Dataset rows:
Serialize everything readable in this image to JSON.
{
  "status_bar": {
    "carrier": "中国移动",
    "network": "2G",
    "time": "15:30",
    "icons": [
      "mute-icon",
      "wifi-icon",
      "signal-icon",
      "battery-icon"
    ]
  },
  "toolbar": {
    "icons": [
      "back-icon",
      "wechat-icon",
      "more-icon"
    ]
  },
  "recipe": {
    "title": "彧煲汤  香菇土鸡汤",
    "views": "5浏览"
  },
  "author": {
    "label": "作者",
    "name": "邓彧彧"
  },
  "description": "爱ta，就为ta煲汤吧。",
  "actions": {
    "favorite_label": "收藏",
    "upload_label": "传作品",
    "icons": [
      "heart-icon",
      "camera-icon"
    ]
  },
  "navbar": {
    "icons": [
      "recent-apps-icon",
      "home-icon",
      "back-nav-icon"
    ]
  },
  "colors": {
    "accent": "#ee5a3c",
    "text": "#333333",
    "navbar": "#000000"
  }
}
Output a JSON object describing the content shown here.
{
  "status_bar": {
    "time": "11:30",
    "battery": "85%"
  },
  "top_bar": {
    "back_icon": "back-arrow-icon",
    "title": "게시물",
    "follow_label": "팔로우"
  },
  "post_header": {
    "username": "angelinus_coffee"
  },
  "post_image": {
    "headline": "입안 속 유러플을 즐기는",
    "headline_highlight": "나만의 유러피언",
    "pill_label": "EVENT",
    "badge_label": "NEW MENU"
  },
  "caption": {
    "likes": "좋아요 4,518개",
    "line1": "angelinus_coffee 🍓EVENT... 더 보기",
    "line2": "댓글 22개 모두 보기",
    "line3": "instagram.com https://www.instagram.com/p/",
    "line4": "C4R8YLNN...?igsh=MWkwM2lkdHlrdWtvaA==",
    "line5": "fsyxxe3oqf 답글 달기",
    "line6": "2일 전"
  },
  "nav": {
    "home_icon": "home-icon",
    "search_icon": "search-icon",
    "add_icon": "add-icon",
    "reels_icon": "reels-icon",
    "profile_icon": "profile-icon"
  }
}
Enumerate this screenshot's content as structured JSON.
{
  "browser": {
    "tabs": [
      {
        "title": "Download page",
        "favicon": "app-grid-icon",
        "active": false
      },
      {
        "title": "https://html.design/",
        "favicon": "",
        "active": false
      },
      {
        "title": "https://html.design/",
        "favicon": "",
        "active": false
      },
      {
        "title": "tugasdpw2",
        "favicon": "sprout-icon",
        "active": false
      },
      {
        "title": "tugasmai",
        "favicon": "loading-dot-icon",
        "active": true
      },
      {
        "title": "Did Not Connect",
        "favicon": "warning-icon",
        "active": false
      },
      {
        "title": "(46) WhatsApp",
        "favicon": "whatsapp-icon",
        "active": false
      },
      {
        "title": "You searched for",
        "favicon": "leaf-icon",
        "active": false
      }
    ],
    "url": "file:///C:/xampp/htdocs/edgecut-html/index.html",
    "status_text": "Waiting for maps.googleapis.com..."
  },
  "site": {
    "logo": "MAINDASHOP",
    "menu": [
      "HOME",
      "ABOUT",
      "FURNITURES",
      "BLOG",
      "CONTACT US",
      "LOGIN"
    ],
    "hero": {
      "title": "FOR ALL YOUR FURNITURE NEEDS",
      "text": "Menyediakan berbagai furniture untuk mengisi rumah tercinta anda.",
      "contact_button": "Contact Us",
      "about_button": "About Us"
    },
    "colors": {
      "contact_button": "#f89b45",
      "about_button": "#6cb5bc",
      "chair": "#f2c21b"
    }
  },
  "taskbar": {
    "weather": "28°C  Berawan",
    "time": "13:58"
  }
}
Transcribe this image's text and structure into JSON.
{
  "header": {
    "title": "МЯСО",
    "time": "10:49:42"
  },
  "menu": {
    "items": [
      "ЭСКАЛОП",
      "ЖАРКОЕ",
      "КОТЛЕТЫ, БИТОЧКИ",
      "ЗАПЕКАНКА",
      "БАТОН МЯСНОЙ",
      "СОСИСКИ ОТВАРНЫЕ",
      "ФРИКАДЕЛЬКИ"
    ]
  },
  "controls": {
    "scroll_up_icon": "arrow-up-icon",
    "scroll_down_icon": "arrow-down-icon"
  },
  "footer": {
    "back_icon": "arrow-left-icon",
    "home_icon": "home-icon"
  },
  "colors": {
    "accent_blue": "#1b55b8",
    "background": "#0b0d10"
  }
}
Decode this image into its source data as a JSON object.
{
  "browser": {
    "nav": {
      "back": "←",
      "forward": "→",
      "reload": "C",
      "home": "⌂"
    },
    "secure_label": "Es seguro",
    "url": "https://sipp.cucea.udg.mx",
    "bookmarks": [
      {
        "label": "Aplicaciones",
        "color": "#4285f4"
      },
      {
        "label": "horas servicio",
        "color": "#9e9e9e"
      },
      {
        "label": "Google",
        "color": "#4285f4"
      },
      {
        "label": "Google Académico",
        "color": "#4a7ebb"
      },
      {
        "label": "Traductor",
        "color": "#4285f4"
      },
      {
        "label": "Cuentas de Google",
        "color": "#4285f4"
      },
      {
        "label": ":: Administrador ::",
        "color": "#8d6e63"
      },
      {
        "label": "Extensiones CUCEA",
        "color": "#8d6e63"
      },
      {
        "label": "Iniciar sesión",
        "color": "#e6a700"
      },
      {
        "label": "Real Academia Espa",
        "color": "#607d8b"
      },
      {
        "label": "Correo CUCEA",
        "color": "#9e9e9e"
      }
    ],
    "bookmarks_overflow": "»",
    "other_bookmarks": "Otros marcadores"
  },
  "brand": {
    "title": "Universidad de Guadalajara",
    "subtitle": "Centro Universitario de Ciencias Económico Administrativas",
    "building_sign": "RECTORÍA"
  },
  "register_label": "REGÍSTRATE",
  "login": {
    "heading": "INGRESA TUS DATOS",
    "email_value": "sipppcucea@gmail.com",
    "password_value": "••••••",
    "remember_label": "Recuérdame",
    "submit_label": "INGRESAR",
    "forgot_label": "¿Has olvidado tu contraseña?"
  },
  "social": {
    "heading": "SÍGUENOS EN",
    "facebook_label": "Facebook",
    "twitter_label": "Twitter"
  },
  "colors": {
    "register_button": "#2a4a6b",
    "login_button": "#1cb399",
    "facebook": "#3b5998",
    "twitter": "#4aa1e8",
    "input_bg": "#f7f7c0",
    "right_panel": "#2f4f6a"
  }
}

Exercise description: Write out each line of the data that holds the string "this".

Complete output:
Serialize everything readable in this image to JSON.
Enumerate this screenshot's content as structured JSON.
Transcribe this image's text and structure into JSON.
Decode this image into its source data as a JSON object.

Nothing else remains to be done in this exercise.